*** SOURCE PASSAGE
# I thought i would hate touchwiz.. but now im used to it and call me crazy but i really like it!



## joemagistro (Dec 19, 2011)

So the number 1 thing i thought i was gonna hate upgrading from the nexus is not having AOSP.. I didnt think i would get used to Touchwiz and hate it.... because i can tell you im not a fan of Sense...

Soo i have been using this phone for 3 days now and i actually REALLYY like it... I love the motion gestures.... I use "direct call" alot.. I mean its not alll gravy.. i think the keep awake suckkksss... but majority of the features i like.... I am actually opposed to going to an AOSP rom since now they are on the brink of being released (liquid), and i believe aokp has a working rom..... I feel that by switching to AOSP, all i would have is a nexus with better hardware specs.... I loved my nexus dont get me wrong, but IMO i paid 200 bucks to upgrade to a new and different experience... not the same phone with better specs....

Correct me if im wrong, but with an aosp rom, i would lose all of these cool motion gesture features and ish.. Its funny how i went from anti-touchwiz to now im all about it!

Theres a couple of new features in this phone that were actually aftermarket options in my gnex roms such as...

silence camera shutter sound..
Lockscreen 4 targets clock and weather
Native call recording in the dialer ( or is that just the rom im using?)
toggles up top..
add battery % on status bar

That said i think i will be sticking with touchwiz for now.... im sure i will give the aosp roms that come out a shot, but im sure ill be back.. I like the TW gapps better then the aosp ones and i duuno just the whole layout... I think a custom rom based off this would be the perfect addition... added features such as..

Status bar transparency and tweeks 
long press the 3 nav buttons= predefined targets
usb fast charger
a performance settings option for the cpu speed
different battery icons..
and whatever anyone else can think of...

Soo to the devs.. i am willing to throw up some donations to get a killer TW rom going!! if anyone is interested that would be great! I am not against aosp, but i believe that the luxuries of having an unlocked/rooted phone, is to run the phone however YOU like.... having a different selection of roms would be great, not all just aosp...
******
◆ **TASKS TO CARRY OUT**:
1. Retype the TouchWiz forum post word for word, everything from "Theres a couple" down to "features such as..".
2. In the TouchWiz forum post, how many days had the writer been using the new phone?
3. Write what comes next in the TouchWiz forum post, starting after its final sentence.
*** RECORDS SUPPLIED
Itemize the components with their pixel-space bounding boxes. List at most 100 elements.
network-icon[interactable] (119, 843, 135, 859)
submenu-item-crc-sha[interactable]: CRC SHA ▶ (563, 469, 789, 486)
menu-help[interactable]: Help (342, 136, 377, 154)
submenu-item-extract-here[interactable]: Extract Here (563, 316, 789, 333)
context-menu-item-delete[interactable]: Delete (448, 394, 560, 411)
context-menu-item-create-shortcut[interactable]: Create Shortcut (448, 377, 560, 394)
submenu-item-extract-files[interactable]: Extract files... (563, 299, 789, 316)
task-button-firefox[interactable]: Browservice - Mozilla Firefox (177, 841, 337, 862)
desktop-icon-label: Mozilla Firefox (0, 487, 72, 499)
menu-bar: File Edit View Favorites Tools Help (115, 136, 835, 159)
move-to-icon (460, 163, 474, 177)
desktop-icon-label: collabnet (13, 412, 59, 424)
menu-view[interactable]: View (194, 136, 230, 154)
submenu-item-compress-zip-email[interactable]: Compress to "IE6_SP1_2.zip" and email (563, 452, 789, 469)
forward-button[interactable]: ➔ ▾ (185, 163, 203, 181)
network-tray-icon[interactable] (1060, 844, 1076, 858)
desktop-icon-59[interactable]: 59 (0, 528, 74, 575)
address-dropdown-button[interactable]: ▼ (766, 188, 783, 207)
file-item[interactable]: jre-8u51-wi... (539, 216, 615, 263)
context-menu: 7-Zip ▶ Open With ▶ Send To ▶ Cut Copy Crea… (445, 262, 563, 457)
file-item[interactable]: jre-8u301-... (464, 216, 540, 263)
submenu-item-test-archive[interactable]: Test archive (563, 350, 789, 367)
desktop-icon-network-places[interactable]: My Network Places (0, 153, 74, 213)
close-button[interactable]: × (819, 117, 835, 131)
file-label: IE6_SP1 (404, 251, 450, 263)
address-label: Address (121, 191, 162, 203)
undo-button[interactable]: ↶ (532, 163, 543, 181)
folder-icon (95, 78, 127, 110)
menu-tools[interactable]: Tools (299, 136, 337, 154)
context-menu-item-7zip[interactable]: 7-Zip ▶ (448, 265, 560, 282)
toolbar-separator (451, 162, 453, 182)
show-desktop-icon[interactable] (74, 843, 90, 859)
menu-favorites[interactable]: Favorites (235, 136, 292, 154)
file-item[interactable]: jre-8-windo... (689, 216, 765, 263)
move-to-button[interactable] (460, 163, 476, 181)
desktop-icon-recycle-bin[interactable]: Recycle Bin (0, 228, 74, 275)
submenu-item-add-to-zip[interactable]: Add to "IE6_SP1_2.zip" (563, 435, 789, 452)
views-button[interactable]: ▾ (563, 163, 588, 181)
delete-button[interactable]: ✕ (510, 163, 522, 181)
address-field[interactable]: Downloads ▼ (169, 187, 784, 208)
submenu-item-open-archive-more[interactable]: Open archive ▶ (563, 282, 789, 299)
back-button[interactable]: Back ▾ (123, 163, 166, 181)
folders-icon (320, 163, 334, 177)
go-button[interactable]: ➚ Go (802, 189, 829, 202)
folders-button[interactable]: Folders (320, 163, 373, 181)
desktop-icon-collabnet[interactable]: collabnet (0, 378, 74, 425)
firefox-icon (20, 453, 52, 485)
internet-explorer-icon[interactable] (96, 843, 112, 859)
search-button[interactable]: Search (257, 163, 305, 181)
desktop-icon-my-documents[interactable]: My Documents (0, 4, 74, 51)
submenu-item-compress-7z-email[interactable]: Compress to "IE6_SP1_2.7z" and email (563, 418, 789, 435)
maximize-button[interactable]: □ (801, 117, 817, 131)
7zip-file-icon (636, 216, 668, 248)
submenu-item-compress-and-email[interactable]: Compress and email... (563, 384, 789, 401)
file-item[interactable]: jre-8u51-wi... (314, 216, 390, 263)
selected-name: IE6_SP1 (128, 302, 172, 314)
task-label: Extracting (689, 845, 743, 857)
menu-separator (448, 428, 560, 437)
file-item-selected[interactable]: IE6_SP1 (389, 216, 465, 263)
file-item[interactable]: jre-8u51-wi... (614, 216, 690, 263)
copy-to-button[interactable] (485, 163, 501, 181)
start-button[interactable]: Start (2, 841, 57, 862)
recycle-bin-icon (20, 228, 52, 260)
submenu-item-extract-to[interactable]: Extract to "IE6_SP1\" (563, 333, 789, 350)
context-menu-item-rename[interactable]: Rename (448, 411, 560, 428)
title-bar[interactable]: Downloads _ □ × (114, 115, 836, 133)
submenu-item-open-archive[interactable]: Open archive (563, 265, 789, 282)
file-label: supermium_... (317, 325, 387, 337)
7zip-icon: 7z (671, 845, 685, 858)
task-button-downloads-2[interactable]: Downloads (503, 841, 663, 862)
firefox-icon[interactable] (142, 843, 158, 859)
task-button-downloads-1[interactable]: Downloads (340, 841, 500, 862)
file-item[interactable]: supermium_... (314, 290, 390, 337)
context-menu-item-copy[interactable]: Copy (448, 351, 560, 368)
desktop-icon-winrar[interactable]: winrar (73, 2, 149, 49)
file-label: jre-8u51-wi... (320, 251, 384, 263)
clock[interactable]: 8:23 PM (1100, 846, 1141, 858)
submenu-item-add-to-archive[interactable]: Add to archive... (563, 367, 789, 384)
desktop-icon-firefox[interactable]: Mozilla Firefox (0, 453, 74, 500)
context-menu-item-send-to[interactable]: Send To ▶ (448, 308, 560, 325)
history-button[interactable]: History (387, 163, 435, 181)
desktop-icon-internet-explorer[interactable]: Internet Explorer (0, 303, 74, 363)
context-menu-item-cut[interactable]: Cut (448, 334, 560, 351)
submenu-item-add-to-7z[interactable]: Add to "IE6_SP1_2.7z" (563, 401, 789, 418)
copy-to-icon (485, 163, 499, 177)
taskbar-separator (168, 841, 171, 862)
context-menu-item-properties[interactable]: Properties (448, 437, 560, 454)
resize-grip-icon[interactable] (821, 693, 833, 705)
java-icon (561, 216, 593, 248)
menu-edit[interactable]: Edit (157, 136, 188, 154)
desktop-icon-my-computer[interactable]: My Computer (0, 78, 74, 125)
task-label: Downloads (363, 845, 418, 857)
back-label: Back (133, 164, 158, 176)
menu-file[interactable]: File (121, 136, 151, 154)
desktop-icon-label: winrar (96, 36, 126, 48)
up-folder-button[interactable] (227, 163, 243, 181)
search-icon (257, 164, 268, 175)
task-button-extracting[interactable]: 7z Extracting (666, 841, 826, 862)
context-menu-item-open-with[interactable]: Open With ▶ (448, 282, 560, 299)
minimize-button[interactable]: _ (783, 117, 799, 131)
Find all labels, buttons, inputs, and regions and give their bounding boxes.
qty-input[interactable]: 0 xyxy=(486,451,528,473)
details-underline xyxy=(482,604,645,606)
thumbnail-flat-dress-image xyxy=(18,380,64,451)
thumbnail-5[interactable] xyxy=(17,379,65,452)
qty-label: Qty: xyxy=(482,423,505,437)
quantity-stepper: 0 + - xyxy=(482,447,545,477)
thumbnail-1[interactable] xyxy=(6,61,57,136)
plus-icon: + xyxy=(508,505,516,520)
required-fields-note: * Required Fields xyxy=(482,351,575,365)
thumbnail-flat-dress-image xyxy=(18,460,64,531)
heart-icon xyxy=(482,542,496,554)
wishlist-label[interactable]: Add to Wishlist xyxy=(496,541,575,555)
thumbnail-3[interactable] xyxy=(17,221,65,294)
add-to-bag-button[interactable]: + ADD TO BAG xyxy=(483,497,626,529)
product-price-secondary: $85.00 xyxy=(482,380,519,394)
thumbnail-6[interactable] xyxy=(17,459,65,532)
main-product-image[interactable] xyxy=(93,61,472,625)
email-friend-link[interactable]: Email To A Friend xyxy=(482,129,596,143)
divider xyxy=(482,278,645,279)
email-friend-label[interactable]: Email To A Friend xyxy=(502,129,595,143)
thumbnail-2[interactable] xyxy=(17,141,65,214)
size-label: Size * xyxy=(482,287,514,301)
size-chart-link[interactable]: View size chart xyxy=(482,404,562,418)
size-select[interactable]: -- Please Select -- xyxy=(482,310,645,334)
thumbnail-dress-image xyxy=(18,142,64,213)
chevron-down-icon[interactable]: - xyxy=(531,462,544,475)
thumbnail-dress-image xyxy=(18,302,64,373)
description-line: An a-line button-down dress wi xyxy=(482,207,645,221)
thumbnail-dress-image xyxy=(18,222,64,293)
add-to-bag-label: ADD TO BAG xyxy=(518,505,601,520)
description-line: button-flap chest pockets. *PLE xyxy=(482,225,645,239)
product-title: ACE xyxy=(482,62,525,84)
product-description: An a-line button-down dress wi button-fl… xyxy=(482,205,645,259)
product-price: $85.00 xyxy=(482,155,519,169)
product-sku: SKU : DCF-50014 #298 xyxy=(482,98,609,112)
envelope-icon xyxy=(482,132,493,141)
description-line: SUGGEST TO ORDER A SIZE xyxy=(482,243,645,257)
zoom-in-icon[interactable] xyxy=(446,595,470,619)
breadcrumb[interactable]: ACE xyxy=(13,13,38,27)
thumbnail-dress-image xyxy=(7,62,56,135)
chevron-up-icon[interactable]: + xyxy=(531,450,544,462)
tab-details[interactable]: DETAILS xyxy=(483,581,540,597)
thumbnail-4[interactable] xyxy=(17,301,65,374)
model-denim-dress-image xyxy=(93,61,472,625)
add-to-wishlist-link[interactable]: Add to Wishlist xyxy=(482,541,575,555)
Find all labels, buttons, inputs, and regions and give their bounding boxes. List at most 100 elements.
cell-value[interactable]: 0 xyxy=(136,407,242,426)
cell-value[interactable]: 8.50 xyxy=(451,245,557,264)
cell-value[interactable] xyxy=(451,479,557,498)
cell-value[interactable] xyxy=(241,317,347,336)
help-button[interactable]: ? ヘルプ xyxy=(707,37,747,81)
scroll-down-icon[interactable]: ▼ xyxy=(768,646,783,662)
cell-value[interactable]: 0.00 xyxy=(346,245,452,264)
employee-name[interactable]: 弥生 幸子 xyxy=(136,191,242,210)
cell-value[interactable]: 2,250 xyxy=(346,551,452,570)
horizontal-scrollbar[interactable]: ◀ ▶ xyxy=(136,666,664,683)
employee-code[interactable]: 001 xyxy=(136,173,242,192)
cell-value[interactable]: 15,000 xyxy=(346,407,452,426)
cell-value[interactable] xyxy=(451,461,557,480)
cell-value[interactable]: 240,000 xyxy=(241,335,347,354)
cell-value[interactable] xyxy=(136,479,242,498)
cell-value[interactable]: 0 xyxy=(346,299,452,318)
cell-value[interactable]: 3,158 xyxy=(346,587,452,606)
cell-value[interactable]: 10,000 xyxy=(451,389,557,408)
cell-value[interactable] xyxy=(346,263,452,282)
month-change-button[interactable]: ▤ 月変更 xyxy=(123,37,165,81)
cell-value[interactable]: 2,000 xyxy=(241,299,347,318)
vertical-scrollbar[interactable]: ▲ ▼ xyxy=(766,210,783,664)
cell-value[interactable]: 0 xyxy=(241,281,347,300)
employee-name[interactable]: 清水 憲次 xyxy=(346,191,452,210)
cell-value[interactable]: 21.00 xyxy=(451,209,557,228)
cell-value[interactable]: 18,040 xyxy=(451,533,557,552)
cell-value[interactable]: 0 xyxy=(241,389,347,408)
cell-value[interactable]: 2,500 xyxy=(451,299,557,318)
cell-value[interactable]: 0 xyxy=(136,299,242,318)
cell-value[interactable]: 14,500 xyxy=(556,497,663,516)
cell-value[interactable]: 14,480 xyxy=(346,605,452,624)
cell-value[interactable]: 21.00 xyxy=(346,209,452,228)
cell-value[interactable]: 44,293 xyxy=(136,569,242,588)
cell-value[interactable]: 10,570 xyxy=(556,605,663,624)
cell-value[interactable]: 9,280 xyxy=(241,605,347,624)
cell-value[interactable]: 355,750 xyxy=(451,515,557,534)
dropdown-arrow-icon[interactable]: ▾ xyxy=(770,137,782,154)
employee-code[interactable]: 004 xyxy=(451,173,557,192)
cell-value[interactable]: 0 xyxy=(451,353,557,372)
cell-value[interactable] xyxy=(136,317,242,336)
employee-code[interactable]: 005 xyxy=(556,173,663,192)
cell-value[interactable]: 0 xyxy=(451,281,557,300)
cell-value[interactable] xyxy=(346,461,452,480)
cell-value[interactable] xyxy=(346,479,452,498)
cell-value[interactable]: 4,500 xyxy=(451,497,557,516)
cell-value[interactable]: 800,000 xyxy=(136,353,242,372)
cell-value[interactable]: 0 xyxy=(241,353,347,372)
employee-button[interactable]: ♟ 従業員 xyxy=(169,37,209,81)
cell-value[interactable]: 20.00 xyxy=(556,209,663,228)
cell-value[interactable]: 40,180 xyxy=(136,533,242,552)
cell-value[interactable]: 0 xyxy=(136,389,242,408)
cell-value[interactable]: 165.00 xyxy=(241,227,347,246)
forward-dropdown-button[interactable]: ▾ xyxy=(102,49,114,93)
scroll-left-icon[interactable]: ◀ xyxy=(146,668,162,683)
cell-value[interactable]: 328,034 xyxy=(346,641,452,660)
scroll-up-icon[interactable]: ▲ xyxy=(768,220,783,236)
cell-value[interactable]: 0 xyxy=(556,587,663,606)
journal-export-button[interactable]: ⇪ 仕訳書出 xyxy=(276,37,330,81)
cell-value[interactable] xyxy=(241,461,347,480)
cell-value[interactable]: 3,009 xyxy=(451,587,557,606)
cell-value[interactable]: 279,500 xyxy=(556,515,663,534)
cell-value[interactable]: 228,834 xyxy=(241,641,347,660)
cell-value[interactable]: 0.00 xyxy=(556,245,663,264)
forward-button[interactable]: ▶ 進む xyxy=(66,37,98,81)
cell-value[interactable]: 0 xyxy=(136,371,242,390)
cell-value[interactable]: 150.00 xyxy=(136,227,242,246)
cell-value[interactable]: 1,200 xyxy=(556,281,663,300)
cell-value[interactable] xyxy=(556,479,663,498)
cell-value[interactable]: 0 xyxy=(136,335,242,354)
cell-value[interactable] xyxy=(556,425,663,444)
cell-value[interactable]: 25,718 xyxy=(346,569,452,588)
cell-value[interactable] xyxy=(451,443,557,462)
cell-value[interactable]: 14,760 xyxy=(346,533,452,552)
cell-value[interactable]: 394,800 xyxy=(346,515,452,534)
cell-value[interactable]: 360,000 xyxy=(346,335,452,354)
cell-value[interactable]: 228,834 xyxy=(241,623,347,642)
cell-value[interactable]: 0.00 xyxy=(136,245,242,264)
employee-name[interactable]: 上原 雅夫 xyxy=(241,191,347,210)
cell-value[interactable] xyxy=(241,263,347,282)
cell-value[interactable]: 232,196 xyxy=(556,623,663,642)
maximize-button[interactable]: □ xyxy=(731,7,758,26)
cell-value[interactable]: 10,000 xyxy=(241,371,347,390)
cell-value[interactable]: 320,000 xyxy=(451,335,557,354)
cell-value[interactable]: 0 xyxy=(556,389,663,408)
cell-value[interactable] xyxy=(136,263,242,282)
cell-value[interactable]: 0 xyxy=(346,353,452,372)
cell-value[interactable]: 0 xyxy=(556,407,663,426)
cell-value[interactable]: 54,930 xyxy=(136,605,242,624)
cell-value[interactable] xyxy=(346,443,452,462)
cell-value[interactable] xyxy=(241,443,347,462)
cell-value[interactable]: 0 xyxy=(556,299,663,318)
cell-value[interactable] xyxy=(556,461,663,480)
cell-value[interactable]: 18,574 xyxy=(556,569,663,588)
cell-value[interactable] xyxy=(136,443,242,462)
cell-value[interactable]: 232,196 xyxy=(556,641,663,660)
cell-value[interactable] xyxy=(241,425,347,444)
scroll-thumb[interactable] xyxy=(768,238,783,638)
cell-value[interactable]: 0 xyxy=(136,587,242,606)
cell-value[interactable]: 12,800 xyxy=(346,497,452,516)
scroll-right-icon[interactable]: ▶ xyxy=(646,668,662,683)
******
◆ **ANSWERS BELOW**:
1.
Theres a couple of new features in this phone that were actually aftermarket options in my gnex roms such as...

silence camera shutter sound..
Lockscreen 4 targets clock and weather
Native call recording in the dialer ( or is that just the rom im using?)
toggles up top..
add battery % on status bar

That said i think i will be sticking with touchwiz for now.... im sure i will give the aosp roms that come out a shot, but im sure ill be back.. I like the TW gapps better then the aosp ones and i duuno just the whole layout... I think a custom rom based off this would be the perfect addition... added features such as..

2. Three days.

3.
Tell me something.. Did i completely fall off my rocking chair?? or does anyone feel the way i do about Touchwiz???


----------



## imneveral0ne (Jun 18, 2011)

I hope you get the rom you're looking for! Can't really go wrong with any rom on this phone.


----------



## joemagistro (Dec 19, 2011)

doesnt take much to please me..


----------



## elliott35 (Jul 17, 2011)

i like touchwiz also


----------



## oddball (Jan 21, 2012)

OK you're crazy..

Actually I like it too. I don't like it enough that I kept using it but I really had widgetlocker and apex launcher set up perfectly for my needs. It makes losing the functionality those bring hard to do.


----------



## joemagistro (Dec 19, 2011)

oddball said:


> OK you're crazy..
> 
> Actually I like it too. I don't like it enough that I kept using it but I really had widgetlocker and apex launcher set up perfectly for my needs. It makes losing the functionality those bring hard to do.


I got apex as well since the stock launcher doesn't give me enough to play with

Sent from my SGH-T999 using Xparent Purple Tapatalk 2


----------



## jackdubl (Aug 8, 2011)

I'm with you. Put AOSP on every phone I have owned but this Touchwiz is awesome! Came from a Nexus as well.

Sent from my SCH-I535 using RootzWiki


----------



## TheBiles (Oct 20, 2011)

I only like some of the gestures and Smart Stay. Everything else is disgusting, and I need my AOSP.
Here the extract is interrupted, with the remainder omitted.